__RECORDS FOR THIS TASK__:
***

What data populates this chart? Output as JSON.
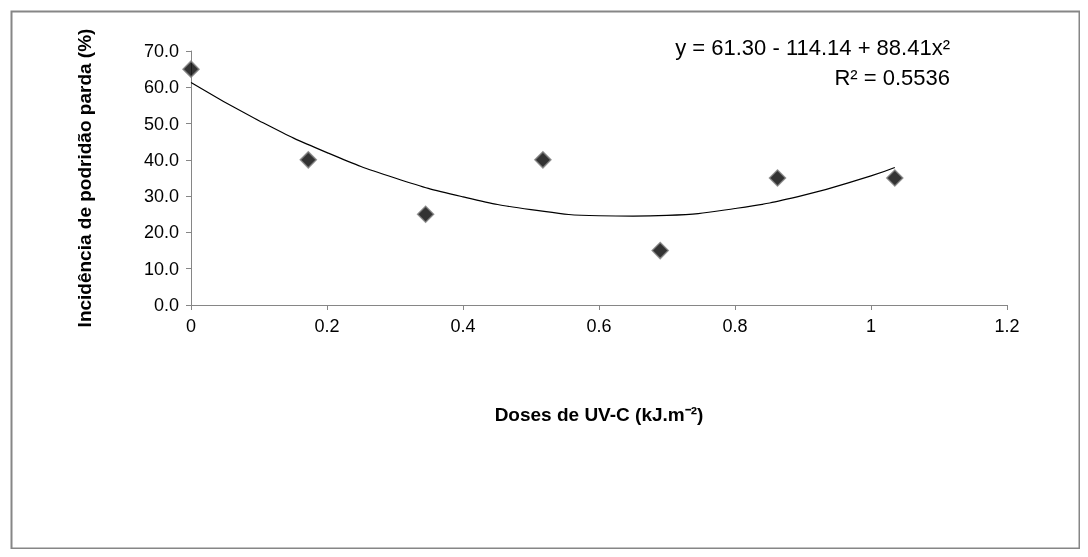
{
  "chart_data": {
    "type": "scatter",
    "xlabel": "Doses de UV-C (kJ.m⁻²)",
    "ylabel": "Incidência de podridão parda (%)",
    "annotations": [
      "y = 61.30 - 114.14 + 88.41x²",
      "R² = 0.5536"
    ],
    "series": [
      {
        "color": "#000000",
        "marker": "diamond",
        "x": [
          0,
          0.1725,
          0.345,
          0.5175,
          0.69,
          0.8625,
          1.035
        ],
        "values": [
          65,
          40,
          25,
          40,
          15,
          35,
          35
        ]
      },
      {
        "type": "line",
        "color": "#000000",
        "marker": "none",
        "line_style": "solid",
        "x": [
          0,
          0.1,
          0.2,
          0.3,
          0.4,
          0.5,
          0.6,
          0.65,
          0.7,
          0.8,
          0.9,
          1.0,
          1.035
        ],
        "values": [
          61.3,
          50.8,
          42.0,
          35.0,
          29.8,
          26.3,
          24.6,
          24.5,
          24.7,
          26.6,
          30.2,
          35.6,
          37.9
        ]
      }
    ],
    "xlim": [
      0,
      1.2
    ],
    "xticks": [
      {
        "value": 0,
        "label": "0"
      },
      {
        "value": 0.2,
        "label": "0.2"
      },
      {
        "value": 0.4,
        "label": "0.4"
      },
      {
        "value": 0.6,
        "label": "0.6"
      },
      {
        "value": 0.8,
        "label": "0.8"
      },
      {
        "value": 1,
        "label": "1"
      },
      {
        "value": 1.2,
        "label": "1.2"
      }
    ],
    "ylim": [
      0,
      70
    ],
    "yticks": [
      {
        "value": 0,
        "label": "0.0"
      },
      {
        "value": 10,
        "label": "10.0"
      },
      {
        "value": 20,
        "label": "20.0"
      },
      {
        "value": 30,
        "label": "30.0"
      },
      {
        "value": 40,
        "label": "40.0"
      },
      {
        "value": 50,
        "label": "50.0"
      },
      {
        "value": 60,
        "label": "60.0"
      },
      {
        "value": 70,
        "label": "70.0"
      }
    ],
    "grid": false
  }
}
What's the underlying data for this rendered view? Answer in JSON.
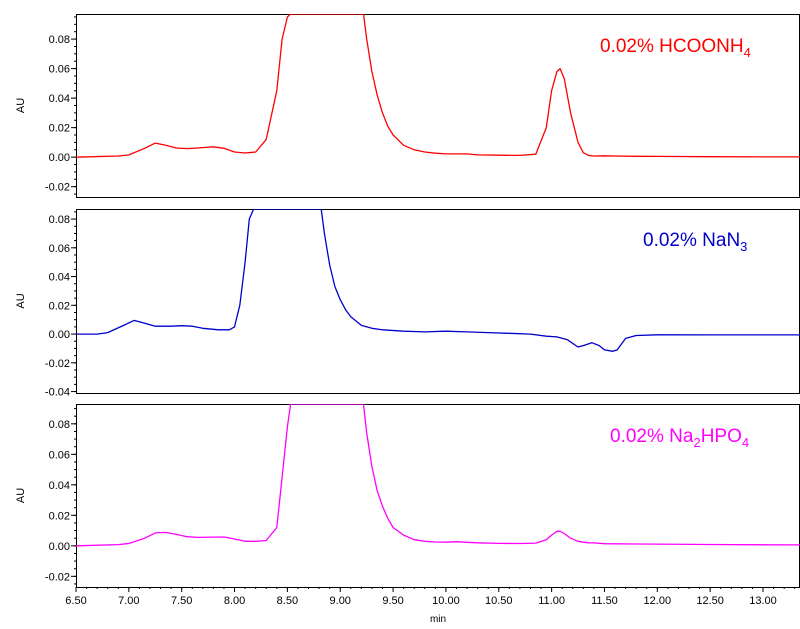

***

__TASK OBJECTIVE__: Skip the pictures and print each record exactly as it stands.

__RESULT OF THE TASK__:
What data populates this chart? Output as JSON.
{
  "chart_data": {
    "type": "scatter",
    "xlabel": "Doses de UV-C (kJ.m⁻²)",
    "ylabel": "Incidência de podridão parda (%)",
    "annotations": [
      "y = 61.30 - 114.14 + 88.41x²",
      "R² = 0.5536"
    ],
    "series": [
      {
        "color": "#000000",
        "marker": "diamond",
        "x": [
          0,
          0.1725,
          0.345,
          0.5175,
          0.69,
          0.8625,
          1.035
        ],
        "values": [
          65,
          40,
          25,
          40,
          15,
          35,
          35
        ]
      },
      {
        "type": "line",
        "color": "#000000",
        "marker": "none",
        "line_style": "solid",
        "x": [
          0,
          0.1,
          0.2,
          0.3,
          0.4,
          0.5,
          0.6,
          0.65,
          0.7,
          0.8,
          0.9,
          1.0,
          1.035
        ],
        "values": [
          61.3,
          50.8,
          42.0,
          35.0,
          29.8,
          26.3,
          24.6,
          24.5,
          24.7,
          26.6,
          30.2,
          35.6,
          37.9
        ]
      }
    ],
    "xlim": [
      0,
      1.2
    ],
    "xticks": [
      {
        "value": 0,
        "label": "0"
      },
      {
        "value": 0.2,
        "label": "0.2"
      },
      {
        "value": 0.4,
        "label": "0.4"
      },
      {
        "value": 0.6,
        "label": "0.6"
      },
      {
        "value": 0.8,
        "label": "0.8"
      },
      {
        "value": 1,
        "label": "1"
      },
      {
        "value": 1.2,
        "label": "1.2"
      }
    ],
    "ylim": [
      0,
      70
    ],
    "yticks": [
      {
        "value": 0,
        "label": "0.0"
      },
      {
        "value": 10,
        "label": "10.0"
      },
      {
        "value": 20,
        "label": "20.0"
      },
      {
        "value": 30,
        "label": "30.0"
      },
      {
        "value": 40,
        "label": "40.0"
      },
      {
        "value": 50,
        "label": "50.0"
      },
      {
        "value": 60,
        "label": "60.0"
      },
      {
        "value": 70,
        "label": "70.0"
      }
    ],
    "grid": false
  }
}
What's the underlying data for this rendered view? Answer in JSON.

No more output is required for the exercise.